**DESCRIPTION OF THE TASK:** Could you write out every record below exactly, leaving out any pictures?

Figure dataset records
*-*-*
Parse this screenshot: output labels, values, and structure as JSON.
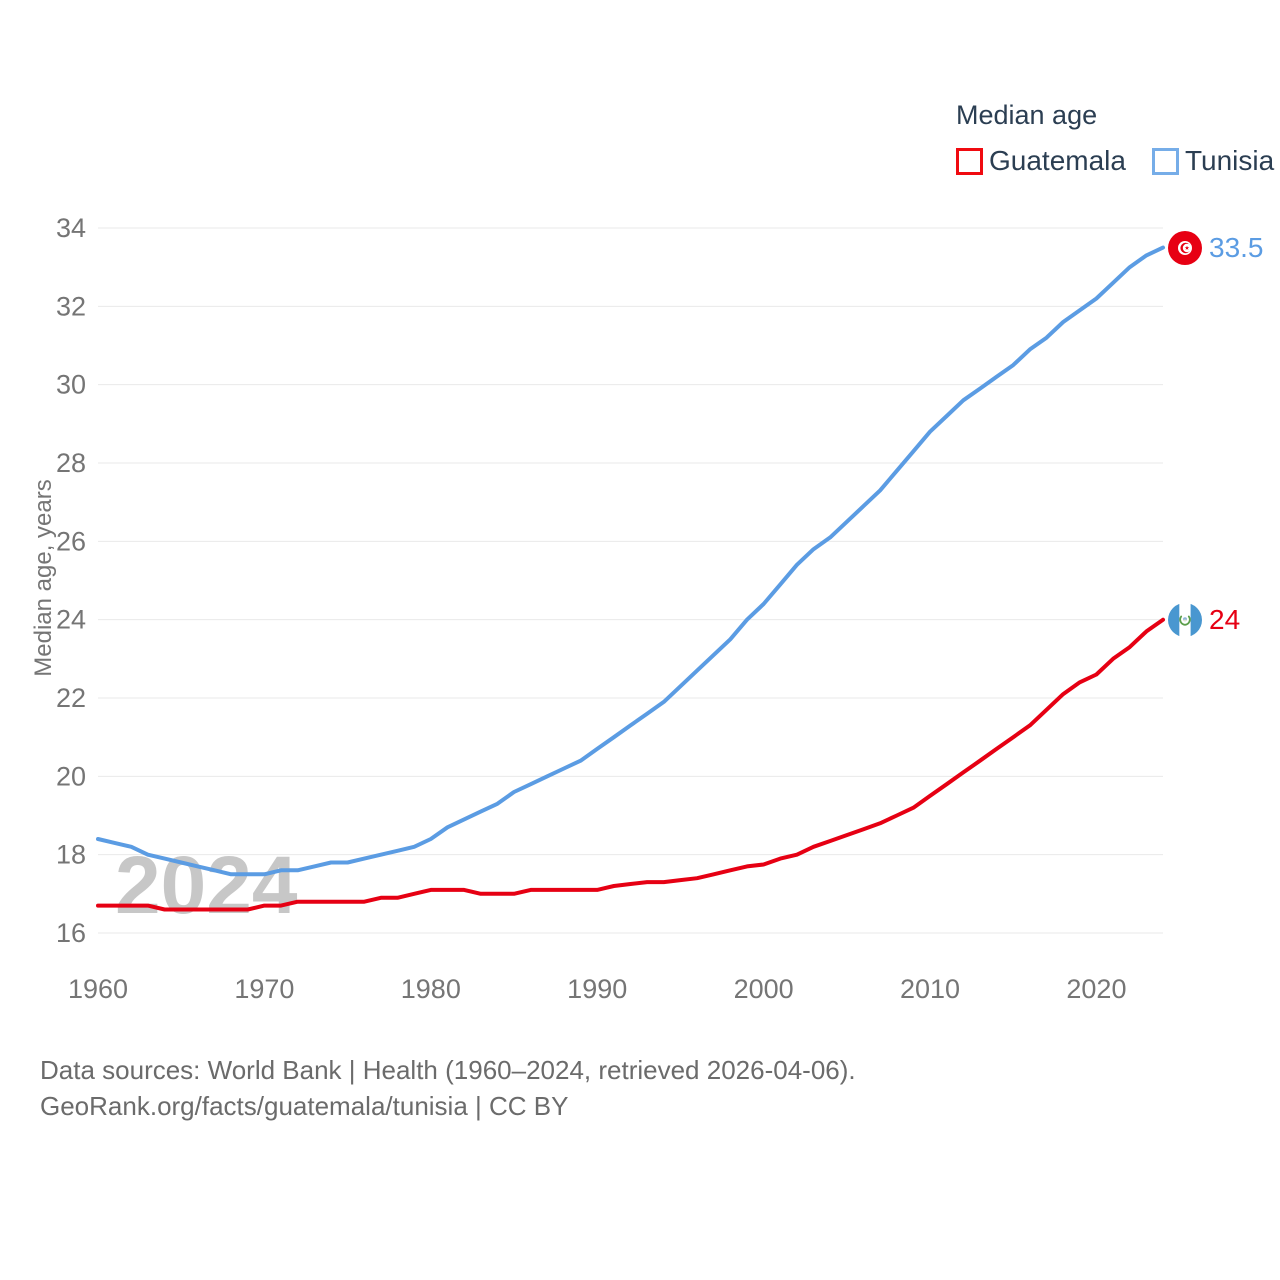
{
  "legend": {
    "title": "Median age",
    "items": [
      {
        "label": "Guatemala",
        "color": "#e60013"
      },
      {
        "label": "Tunisia",
        "color": "#76ade8"
      }
    ]
  },
  "y_axis_title": "Median age, years",
  "watermark": "2024",
  "end_markers": [
    {
      "series": "Tunisia",
      "flag": "tunisia-flag-icon",
      "value": "33.5",
      "color": "#5b9ce3"
    },
    {
      "series": "Guatemala",
      "flag": "guatemala-flag-icon",
      "value": "24",
      "color": "#e60013"
    }
  ],
  "footer": {
    "line1": "Data sources: World Bank | Health (1960–2024, retrieved 2026-04-06).",
    "line2": "GeoRank.org/facts/guatemala/tunisia | CC BY"
  },
  "colors": {
    "guatemala_line": "#e60013",
    "tunisia_line": "#5b9ce3",
    "gridline": "#e9e9e9",
    "tick_label": "#757575",
    "legend_text": "#2b3e52",
    "watermark": "#c7c7c7",
    "footer_text": "#6b6b6b"
  },
  "chart_data": {
    "type": "line",
    "title": "Median age",
    "xlabel": "",
    "ylabel": "Median age, years",
    "xlim": [
      1960,
      2024
    ],
    "ylim": [
      16,
      34
    ],
    "xticks": [
      1960,
      1970,
      1980,
      1990,
      2000,
      2010,
      2020
    ],
    "yticks": [
      16,
      18,
      20,
      22,
      24,
      26,
      28,
      30,
      32,
      34
    ],
    "grid": "horizontal",
    "legend_position": "top-right",
    "x": [
      1960,
      1961,
      1962,
      1963,
      1964,
      1965,
      1966,
      1967,
      1968,
      1969,
      1970,
      1971,
      1972,
      1973,
      1974,
      1975,
      1976,
      1977,
      1978,
      1979,
      1980,
      1981,
      1982,
      1983,
      1984,
      1985,
      1986,
      1987,
      1988,
      1989,
      1990,
      1991,
      1992,
      1993,
      1994,
      1995,
      1996,
      1997,
      1998,
      1999,
      2000,
      2001,
      2002,
      2003,
      2004,
      2005,
      2006,
      2007,
      2008,
      2009,
      2010,
      2011,
      2012,
      2013,
      2014,
      2015,
      2016,
      2017,
      2018,
      2019,
      2020,
      2021,
      2022,
      2023,
      2024
    ],
    "series": [
      {
        "name": "Guatemala",
        "color": "#e60013",
        "end_value": 24,
        "values": [
          16.7,
          16.7,
          16.7,
          16.7,
          16.6,
          16.6,
          16.6,
          16.6,
          16.6,
          16.6,
          16.7,
          16.7,
          16.8,
          16.8,
          16.8,
          16.8,
          16.8,
          16.9,
          16.9,
          17.0,
          17.1,
          17.1,
          17.1,
          17.0,
          17.0,
          17.0,
          17.1,
          17.1,
          17.1,
          17.1,
          17.1,
          17.2,
          17.25,
          17.3,
          17.3,
          17.35,
          17.4,
          17.5,
          17.6,
          17.7,
          17.75,
          17.9,
          18.0,
          18.2,
          18.35,
          18.5,
          18.65,
          18.8,
          19.0,
          19.2,
          19.5,
          19.8,
          20.1,
          20.4,
          20.7,
          21.0,
          21.3,
          21.7,
          22.1,
          22.4,
          22.6,
          23.0,
          23.3,
          23.7,
          24.0
        ]
      },
      {
        "name": "Tunisia",
        "color": "#5b9ce3",
        "end_value": 33.5,
        "values": [
          18.4,
          18.3,
          18.2,
          18.0,
          17.9,
          17.8,
          17.7,
          17.6,
          17.5,
          17.5,
          17.5,
          17.6,
          17.6,
          17.7,
          17.8,
          17.8,
          17.9,
          18.0,
          18.1,
          18.2,
          18.4,
          18.7,
          18.9,
          19.1,
          19.3,
          19.6,
          19.8,
          20.0,
          20.2,
          20.4,
          20.7,
          21.0,
          21.3,
          21.6,
          21.9,
          22.3,
          22.7,
          23.1,
          23.5,
          24.0,
          24.4,
          24.9,
          25.4,
          25.8,
          26.1,
          26.5,
          26.9,
          27.3,
          27.8,
          28.3,
          28.8,
          29.2,
          29.6,
          29.9,
          30.2,
          30.5,
          30.9,
          31.2,
          31.6,
          31.9,
          32.2,
          32.6,
          33.0,
          33.3,
          33.5
        ]
      }
    ]
  }
}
*-*-*
**PROBLEM SOLUTION:**
Parse this screenshot: output labels, values, and structure as JSON.
{
  "legend": {
    "title": "Median age",
    "items": [
      {
        "label": "Guatemala",
        "color": "#e60013"
      },
      {
        "label": "Tunisia",
        "color": "#76ade8"
      }
    ]
  },
  "y_axis_title": "Median age, years",
  "watermark": "2024",
  "end_markers": [
    {
      "series": "Tunisia",
      "flag": "tunisia-flag-icon",
      "value": "33.5",
      "color": "#5b9ce3"
    },
    {
      "series": "Guatemala",
      "flag": "guatemala-flag-icon",
      "value": "24",
      "color": "#e60013"
    }
  ],
  "footer": {
    "line1": "Data sources: World Bank | Health (1960–2024, retrieved 2026-04-06).",
    "line2": "GeoRank.org/facts/guatemala/tunisia | CC BY"
  },
  "colors": {
    "guatemala_line": "#e60013",
    "tunisia_line": "#5b9ce3",
    "gridline": "#e9e9e9",
    "tick_label": "#757575",
    "legend_text": "#2b3e52",
    "watermark": "#c7c7c7",
    "footer_text": "#6b6b6b"
  },
  "chart_data": {
    "type": "line",
    "title": "Median age",
    "xlabel": "",
    "ylabel": "Median age, years",
    "xlim": [
      1960,
      2024
    ],
    "ylim": [
      16,
      34
    ],
    "xticks": [
      1960,
      1970,
      1980,
      1990,
      2000,
      2010,
      2020
    ],
    "yticks": [
      16,
      18,
      20,
      22,
      24,
      26,
      28,
      30,
      32,
      34
    ],
    "grid": "horizontal",
    "legend_position": "top-right",
    "x": [
      1960,
      1961,
      1962,
      1963,
      1964,
      1965,
      1966,
      1967,
      1968,
      1969,
      1970,
      1971,
      1972,
      1973,
      1974,
      1975,
      1976,
      1977,
      1978,
      1979,
      1980,
      1981,
      1982,
      1983,
      1984,
      1985,
      1986,
      1987,
      1988,
      1989,
      1990,
      1991,
      1992,
      1993,
      1994,
      1995,
      1996,
      1997,
      1998,
      1999,
      2000,
      2001,
      2002,
      2003,
      2004,
      2005,
      2006,
      2007,
      2008,
      2009,
      2010,
      2011,
      2012,
      2013,
      2014,
      2015,
      2016,
      2017,
      2018,
      2019,
      2020,
      2021,
      2022,
      2023,
      2024
    ],
    "series": [
      {
        "name": "Guatemala",
        "color": "#e60013",
        "end_value": 24,
        "values": [
          16.7,
          16.7,
          16.7,
          16.7,
          16.6,
          16.6,
          16.6,
          16.6,
          16.6,
          16.6,
          16.7,
          16.7,
          16.8,
          16.8,
          16.8,
          16.8,
          16.8,
          16.9,
          16.9,
          17.0,
          17.1,
          17.1,
          17.1,
          17.0,
          17.0,
          17.0,
          17.1,
          17.1,
          17.1,
          17.1,
          17.1,
          17.2,
          17.25,
          17.3,
          17.3,
          17.35,
          17.4,
          17.5,
          17.6,
          17.7,
          17.75,
          17.9,
          18.0,
          18.2,
          18.35,
          18.5,
          18.65,
          18.8,
          19.0,
          19.2,
          19.5,
          19.8,
          20.1,
          20.4,
          20.7,
          21.0,
          21.3,
          21.7,
          22.1,
          22.4,
          22.6,
          23.0,
          23.3,
          23.7,
          24.0
        ]
      },
      {
        "name": "Tunisia",
        "color": "#5b9ce3",
        "end_value": 33.5,
        "values": [
          18.4,
          18.3,
          18.2,
          18.0,
          17.9,
          17.8,
          17.7,
          17.6,
          17.5,
          17.5,
          17.5,
          17.6,
          17.6,
          17.7,
          17.8,
          17.8,
          17.9,
          18.0,
          18.1,
          18.2,
          18.4,
          18.7,
          18.9,
          19.1,
          19.3,
          19.6,
          19.8,
          20.0,
          20.2,
          20.4,
          20.7,
          21.0,
          21.3,
          21.6,
          21.9,
          22.3,
          22.7,
          23.1,
          23.5,
          24.0,
          24.4,
          24.9,
          25.4,
          25.8,
          26.1,
          26.5,
          26.9,
          27.3,
          27.8,
          28.3,
          28.8,
          29.2,
          29.6,
          29.9,
          30.2,
          30.5,
          30.9,
          31.2,
          31.6,
          31.9,
          32.2,
          32.6,
          33.0,
          33.3,
          33.5
        ]
      }
    ]
  }
}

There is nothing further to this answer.